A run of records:
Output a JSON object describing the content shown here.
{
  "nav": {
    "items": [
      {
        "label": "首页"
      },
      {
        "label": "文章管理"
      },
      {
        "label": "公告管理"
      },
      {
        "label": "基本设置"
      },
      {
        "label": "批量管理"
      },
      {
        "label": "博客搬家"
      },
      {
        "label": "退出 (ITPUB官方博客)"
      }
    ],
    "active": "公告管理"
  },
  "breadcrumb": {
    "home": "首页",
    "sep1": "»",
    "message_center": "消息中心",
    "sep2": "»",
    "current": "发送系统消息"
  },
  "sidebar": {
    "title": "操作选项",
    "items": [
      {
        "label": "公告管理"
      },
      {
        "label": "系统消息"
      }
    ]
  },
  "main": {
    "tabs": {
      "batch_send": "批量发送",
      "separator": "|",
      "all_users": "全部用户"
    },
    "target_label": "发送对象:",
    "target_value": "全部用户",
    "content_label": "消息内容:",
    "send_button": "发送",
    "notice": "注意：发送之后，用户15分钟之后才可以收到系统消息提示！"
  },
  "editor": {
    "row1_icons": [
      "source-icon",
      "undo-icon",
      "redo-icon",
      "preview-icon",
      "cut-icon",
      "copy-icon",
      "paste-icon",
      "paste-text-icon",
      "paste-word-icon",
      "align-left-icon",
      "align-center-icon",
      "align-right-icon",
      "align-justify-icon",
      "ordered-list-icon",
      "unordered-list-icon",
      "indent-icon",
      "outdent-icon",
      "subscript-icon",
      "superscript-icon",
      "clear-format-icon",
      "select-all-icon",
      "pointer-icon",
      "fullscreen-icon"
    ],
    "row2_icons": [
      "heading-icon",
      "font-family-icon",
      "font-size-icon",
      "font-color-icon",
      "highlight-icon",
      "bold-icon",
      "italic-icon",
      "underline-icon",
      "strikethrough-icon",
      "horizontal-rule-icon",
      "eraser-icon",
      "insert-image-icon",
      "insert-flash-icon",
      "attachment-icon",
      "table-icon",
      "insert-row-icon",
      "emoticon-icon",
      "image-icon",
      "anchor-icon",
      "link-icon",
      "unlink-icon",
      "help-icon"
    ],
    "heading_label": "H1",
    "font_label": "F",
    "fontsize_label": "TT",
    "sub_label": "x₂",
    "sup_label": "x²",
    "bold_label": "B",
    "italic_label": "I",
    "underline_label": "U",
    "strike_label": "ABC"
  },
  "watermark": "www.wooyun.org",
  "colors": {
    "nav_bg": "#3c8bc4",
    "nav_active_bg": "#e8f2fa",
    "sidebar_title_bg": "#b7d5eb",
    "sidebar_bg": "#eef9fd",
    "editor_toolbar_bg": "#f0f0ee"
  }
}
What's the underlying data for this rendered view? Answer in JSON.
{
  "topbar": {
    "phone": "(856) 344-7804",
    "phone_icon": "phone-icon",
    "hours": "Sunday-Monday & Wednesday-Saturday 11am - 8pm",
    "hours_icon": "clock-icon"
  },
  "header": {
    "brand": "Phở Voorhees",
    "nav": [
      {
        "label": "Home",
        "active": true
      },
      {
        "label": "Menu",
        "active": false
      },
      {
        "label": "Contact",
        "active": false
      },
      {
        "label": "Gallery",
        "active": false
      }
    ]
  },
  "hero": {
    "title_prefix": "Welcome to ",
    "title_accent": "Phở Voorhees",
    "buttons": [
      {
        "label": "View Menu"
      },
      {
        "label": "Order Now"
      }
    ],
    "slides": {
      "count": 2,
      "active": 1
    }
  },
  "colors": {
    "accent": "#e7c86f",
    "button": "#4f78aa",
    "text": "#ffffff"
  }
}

▸ What the exercise asks:
Above are the records; retype them all without a single difference.

▸ Answer to this problem:
Output a JSON object describing the content shown here.
{
  "nav": {
    "items": [
      {
        "label": "首页"
      },
      {
        "label": "文章管理"
      },
      {
        "label": "公告管理"
      },
      {
        "label": "基本设置"
      },
      {
        "label": "批量管理"
      },
      {
        "label": "博客搬家"
      },
      {
        "label": "退出 (ITPUB官方博客)"
      }
    ],
    "active": "公告管理"
  },
  "breadcrumb": {
    "home": "首页",
    "sep1": "»",
    "message_center": "消息中心",
    "sep2": "»",
    "current": "发送系统消息"
  },
  "sidebar": {
    "title": "操作选项",
    "items": [
      {
        "label": "公告管理"
      },
      {
        "label": "系统消息"
      }
    ]
  },
  "main": {
    "tabs": {
      "batch_send": "批量发送",
      "separator": "|",
      "all_users": "全部用户"
    },
    "target_label": "发送对象:",
    "target_value": "全部用户",
    "content_label": "消息内容:",
    "send_button": "发送",
    "notice": "注意：发送之后，用户15分钟之后才可以收到系统消息提示！"
  },
  "editor": {
    "row1_icons": [
      "source-icon",
      "undo-icon",
      "redo-icon",
      "preview-icon",
      "cut-icon",
      "copy-icon",
      "paste-icon",
      "paste-text-icon",
      "paste-word-icon",
      "align-left-icon",
      "align-center-icon",
      "align-right-icon",
      "align-justify-icon",
      "ordered-list-icon",
      "unordered-list-icon",
      "indent-icon",
      "outdent-icon",
      "subscript-icon",
      "superscript-icon",
      "clear-format-icon",
      "select-all-icon",
      "pointer-icon",
      "fullscreen-icon"
    ],
    "row2_icons": [
      "heading-icon",
      "font-family-icon",
      "font-size-icon",
      "font-color-icon",
      "highlight-icon",
      "bold-icon",
      "italic-icon",
      "underline-icon",
      "strikethrough-icon",
      "horizontal-rule-icon",
      "eraser-icon",
      "insert-image-icon",
      "insert-flash-icon",
      "attachment-icon",
      "table-icon",
      "insert-row-icon",
      "emoticon-icon",
      "image-icon",
      "anchor-icon",
      "link-icon",
      "unlink-icon",
      "help-icon"
    ],
    "heading_label": "H1",
    "font_label": "F",
    "fontsize_label": "TT",
    "sub_label": "x₂",
    "sup_label": "x²",
    "bold_label": "B",
    "italic_label": "I",
    "underline_label": "U",
    "strike_label": "ABC"
  },
  "watermark": "www.wooyun.org",
  "colors": {
    "nav_bg": "#3c8bc4",
    "nav_active_bg": "#e8f2fa",
    "sidebar_title_bg": "#b7d5eb",
    "sidebar_bg": "#eef9fd",
    "editor_toolbar_bg": "#f0f0ee"
  }
}
What's the underlying data for this rendered view? Answer in JSON.
{
  "topbar": {
    "phone": "(856) 344-7804",
    "phone_icon": "phone-icon",
    "hours": "Sunday-Monday & Wednesday-Saturday 11am - 8pm",
    "hours_icon": "clock-icon"
  },
  "header": {
    "brand": "Phở Voorhees",
    "nav": [
      {
        "label": "Home",
        "active": true
      },
      {
        "label": "Menu",
        "active": false
      },
      {
        "label": "Contact",
        "active": false
      },
      {
        "label": "Gallery",
        "active": false
      }
    ]
  },
  "hero": {
    "title_prefix": "Welcome to ",
    "title_accent": "Phở Voorhees",
    "buttons": [
      {
        "label": "View Menu"
      },
      {
        "label": "Order Now"
      }
    ],
    "slides": {
      "count": 2,
      "active": 1
    }
  },
  "colors": {
    "accent": "#e7c86f",
    "button": "#4f78aa",
    "text": "#ffffff"
  }
}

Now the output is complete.